├ 05
android client
You need a Firebase project with Cloud Messaging enabled and your google-services.json file in your app's app/ directory. The same Firebase project must own the service account JSON you uploaded to edgepush.
// MyMessagingService.kt
import com.google.firebase.messaging.FirebaseMessagingService
import com.google.firebase.messaging.RemoteMessage
class MyMessagingService : FirebaseMessagingService() {
override fun onNewToken(token: String) {
sendTokenToServer(token)
}
override fun onMessageReceived(message: RemoteMessage) {
// Optional: handle pushes received while the app is foregrounded.
}
}Register the service in AndroidManifest.xml:
<service
android:name=".MyMessagingService"
android:exported="false">
<intent-filter>
<action android:name="com.google.firebase.MESSAGING_EVENT" />
</intent-filter>
</service>Fetch the initial token after sign-in:
import com.google.firebase.messaging.FirebaseMessaging
import kotlinx.coroutines.tasks.await
suspend fun fetchInitialFcmToken(): String? {
return try {
FirebaseMessaging.getInstance().token.await()

*-*-*

* **Exercise requirements**
- a) In the Android client setup text, where must the google-services.json file be placed?
- b) Resume the Android client setup text from its last line, carrying on from the unfinished code.

* **Dataset content**
*-*-*

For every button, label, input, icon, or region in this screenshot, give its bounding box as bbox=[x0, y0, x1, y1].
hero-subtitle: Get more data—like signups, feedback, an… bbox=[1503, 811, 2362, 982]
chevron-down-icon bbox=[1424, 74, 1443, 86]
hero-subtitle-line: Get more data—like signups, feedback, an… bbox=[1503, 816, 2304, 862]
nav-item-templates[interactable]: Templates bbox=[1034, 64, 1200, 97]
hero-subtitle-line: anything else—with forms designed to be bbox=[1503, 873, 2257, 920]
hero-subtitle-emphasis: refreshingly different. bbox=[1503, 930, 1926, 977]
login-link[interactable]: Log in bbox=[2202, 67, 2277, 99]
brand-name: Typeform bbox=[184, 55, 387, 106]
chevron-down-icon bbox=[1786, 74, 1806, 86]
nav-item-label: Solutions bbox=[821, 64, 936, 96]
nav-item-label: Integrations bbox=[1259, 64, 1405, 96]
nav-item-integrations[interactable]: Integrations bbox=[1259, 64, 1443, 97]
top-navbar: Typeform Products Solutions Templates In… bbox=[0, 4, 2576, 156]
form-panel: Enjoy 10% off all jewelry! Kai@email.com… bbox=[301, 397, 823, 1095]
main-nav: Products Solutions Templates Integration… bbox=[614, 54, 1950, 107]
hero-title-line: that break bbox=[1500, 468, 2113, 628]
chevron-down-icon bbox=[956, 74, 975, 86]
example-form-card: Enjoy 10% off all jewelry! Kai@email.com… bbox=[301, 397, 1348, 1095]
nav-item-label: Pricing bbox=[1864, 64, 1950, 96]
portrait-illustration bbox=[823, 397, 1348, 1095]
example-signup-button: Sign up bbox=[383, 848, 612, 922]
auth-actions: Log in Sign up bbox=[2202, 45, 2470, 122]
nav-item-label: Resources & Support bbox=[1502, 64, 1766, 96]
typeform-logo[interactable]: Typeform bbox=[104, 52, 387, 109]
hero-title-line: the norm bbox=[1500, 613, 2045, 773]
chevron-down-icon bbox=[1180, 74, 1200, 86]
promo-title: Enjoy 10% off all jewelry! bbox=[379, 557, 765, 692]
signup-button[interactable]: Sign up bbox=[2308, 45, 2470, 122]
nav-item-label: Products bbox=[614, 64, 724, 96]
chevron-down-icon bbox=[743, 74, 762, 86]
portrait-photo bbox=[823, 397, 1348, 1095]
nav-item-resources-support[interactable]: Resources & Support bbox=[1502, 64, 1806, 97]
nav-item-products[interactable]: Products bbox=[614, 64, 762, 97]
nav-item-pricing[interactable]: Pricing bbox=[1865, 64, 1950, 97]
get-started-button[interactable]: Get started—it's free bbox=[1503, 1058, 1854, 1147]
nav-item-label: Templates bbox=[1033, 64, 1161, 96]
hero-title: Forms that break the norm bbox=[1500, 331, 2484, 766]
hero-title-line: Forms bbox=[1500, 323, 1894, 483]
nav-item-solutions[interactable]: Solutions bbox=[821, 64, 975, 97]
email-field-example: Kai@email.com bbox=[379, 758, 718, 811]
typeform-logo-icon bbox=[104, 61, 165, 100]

*-*-*

* **Outputs by task**
- a) In the app's app/ directory.

- b)
} catch (e: Exception) {
null // Google Play Services unavailable, etc.
}
}─ notes
- ● The token is a long opaque string (over 150 characters), much longer than an APNs hex token. edgepush auto-detects format on /v1/send if you don't pass a platform field, but you can set it explicitly.
- ● The Firebase project ID in your client's google-services.json must match the project_id inside the FCM service account JSON you uploaded to edgepush. Different projects = silent delivery failures.
- ● If your app supports multiple flavors (e.g. dev / staging / prod) point each flavor at its own Firebase project AND its own edgepush app. Don't cross-wire credentials.